Entries shown:
— begin —
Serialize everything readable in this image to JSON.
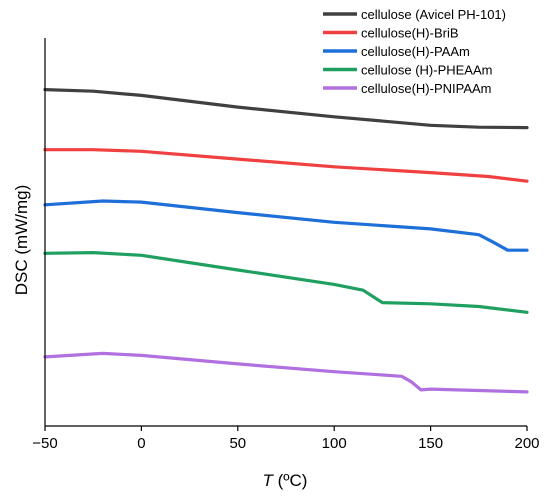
{
  "chart_data": {
    "type": "line",
    "xlabel_italic": "T",
    "xlabel_rest": " (ºC)",
    "ylabel": "DSC (mW/mg)",
    "xlim": [
      -50,
      200
    ],
    "ylim": [
      0,
      100
    ],
    "xticks": [
      -50,
      0,
      50,
      100,
      150,
      200
    ],
    "y_ticks_labeled": false,
    "grid": false,
    "legend_position": "top-right",
    "series": [
      {
        "name": "cellulose (Avicel PH-101)",
        "color": "#404040",
        "points": [
          [
            -50,
            86.7
          ],
          [
            -25,
            86.3
          ],
          [
            0,
            85.2
          ],
          [
            50,
            82.2
          ],
          [
            100,
            79.7
          ],
          [
            150,
            77.5
          ],
          [
            175,
            77.0
          ],
          [
            200,
            76.9
          ]
        ]
      },
      {
        "name": "cellulose(H)-BriB",
        "color": "#f04040",
        "points": [
          [
            -50,
            71.2
          ],
          [
            -25,
            71.2
          ],
          [
            0,
            70.8
          ],
          [
            50,
            68.8
          ],
          [
            100,
            66.8
          ],
          [
            150,
            65.3
          ],
          [
            180,
            64.3
          ],
          [
            200,
            63.1
          ]
        ]
      },
      {
        "name": "cellulose(H)-PAAm",
        "color": "#1f6fd8",
        "points": [
          [
            -50,
            57.0
          ],
          [
            -20,
            58.0
          ],
          [
            0,
            57.7
          ],
          [
            50,
            55.0
          ],
          [
            100,
            52.5
          ],
          [
            150,
            50.8
          ],
          [
            175,
            49.3
          ],
          [
            182,
            47.5
          ],
          [
            190,
            45.3
          ],
          [
            200,
            45.3
          ]
        ]
      },
      {
        "name": "cellulose (H)-PHEAAm",
        "color": "#20a060",
        "points": [
          [
            -50,
            44.5
          ],
          [
            -25,
            44.7
          ],
          [
            0,
            44.0
          ],
          [
            50,
            40.2
          ],
          [
            100,
            36.5
          ],
          [
            115,
            35.0
          ],
          [
            125,
            31.8
          ],
          [
            150,
            31.5
          ],
          [
            175,
            30.8
          ],
          [
            200,
            29.3
          ]
        ]
      },
      {
        "name": "cellulose(H)-PNIPAAm",
        "color": "#b070e0",
        "points": [
          [
            -50,
            17.8
          ],
          [
            -20,
            18.7
          ],
          [
            0,
            18.2
          ],
          [
            50,
            16.0
          ],
          [
            100,
            14.0
          ],
          [
            135,
            12.8
          ],
          [
            140,
            11.4
          ],
          [
            145,
            9.3
          ],
          [
            150,
            9.5
          ],
          [
            200,
            8.8
          ]
        ]
      }
    ]
  }
}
— end —
Objective: Reproduce the listing exactly. Leave its pictures out.

Completed exercise:
Serialize everything readable in this image to JSON.
{
  "chart_data": {
    "type": "line",
    "xlabel_italic": "T",
    "xlabel_rest": " (ºC)",
    "ylabel": "DSC (mW/mg)",
    "xlim": [
      -50,
      200
    ],
    "ylim": [
      0,
      100
    ],
    "xticks": [
      -50,
      0,
      50,
      100,
      150,
      200
    ],
    "y_ticks_labeled": false,
    "grid": false,
    "legend_position": "top-right",
    "series": [
      {
        "name": "cellulose (Avicel PH-101)",
        "color": "#404040",
        "points": [
          [
            -50,
            86.7
          ],
          [
            -25,
            86.3
          ],
          [
            0,
            85.2
          ],
          [
            50,
            82.2
          ],
          [
            100,
            79.7
          ],
          [
            150,
            77.5
          ],
          [
            175,
            77.0
          ],
          [
            200,
            76.9
          ]
        ]
      },
      {
        "name": "cellulose(H)-BriB",
        "color": "#f04040",
        "points": [
          [
            -50,
            71.2
          ],
          [
            -25,
            71.2
          ],
          [
            0,
            70.8
          ],
          [
            50,
            68.8
          ],
          [
            100,
            66.8
          ],
          [
            150,
            65.3
          ],
          [
            180,
            64.3
          ],
          [
            200,
            63.1
          ]
        ]
      },
      {
        "name": "cellulose(H)-PAAm",
        "color": "#1f6fd8",
        "points": [
          [
            -50,
            57.0
          ],
          [
            -20,
            58.0
          ],
          [
            0,
            57.7
          ],
          [
            50,
            55.0
          ],
          [
            100,
            52.5
          ],
          [
            150,
            50.8
          ],
          [
            175,
            49.3
          ],
          [
            182,
            47.5
          ],
          [
            190,
            45.3
          ],
          [
            200,
            45.3
          ]
        ]
      },
      {
        "name": "cellulose (H)-PHEAAm",
        "color": "#20a060",
        "points": [
          [
            -50,
            44.5
          ],
          [
            -25,
            44.7
          ],
          [
            0,
            44.0
          ],
          [
            50,
            40.2
          ],
          [
            100,
            36.5
          ],
          [
            115,
            35.0
          ],
          [
            125,
            31.8
          ],
          [
            150,
            31.5
          ],
          [
            175,
            30.8
          ],
          [
            200,
            29.3
          ]
        ]
      },
      {
        "name": "cellulose(H)-PNIPAAm",
        "color": "#b070e0",
        "points": [
          [
            -50,
            17.8
          ],
          [
            -20,
            18.7
          ],
          [
            0,
            18.2
          ],
          [
            50,
            16.0
          ],
          [
            100,
            14.0
          ],
          [
            135,
            12.8
          ],
          [
            140,
            11.4
          ],
          [
            145,
            9.3
          ],
          [
            150,
            9.5
          ],
          [
            200,
            8.8
          ]
        ]
      }
    ]
  }
}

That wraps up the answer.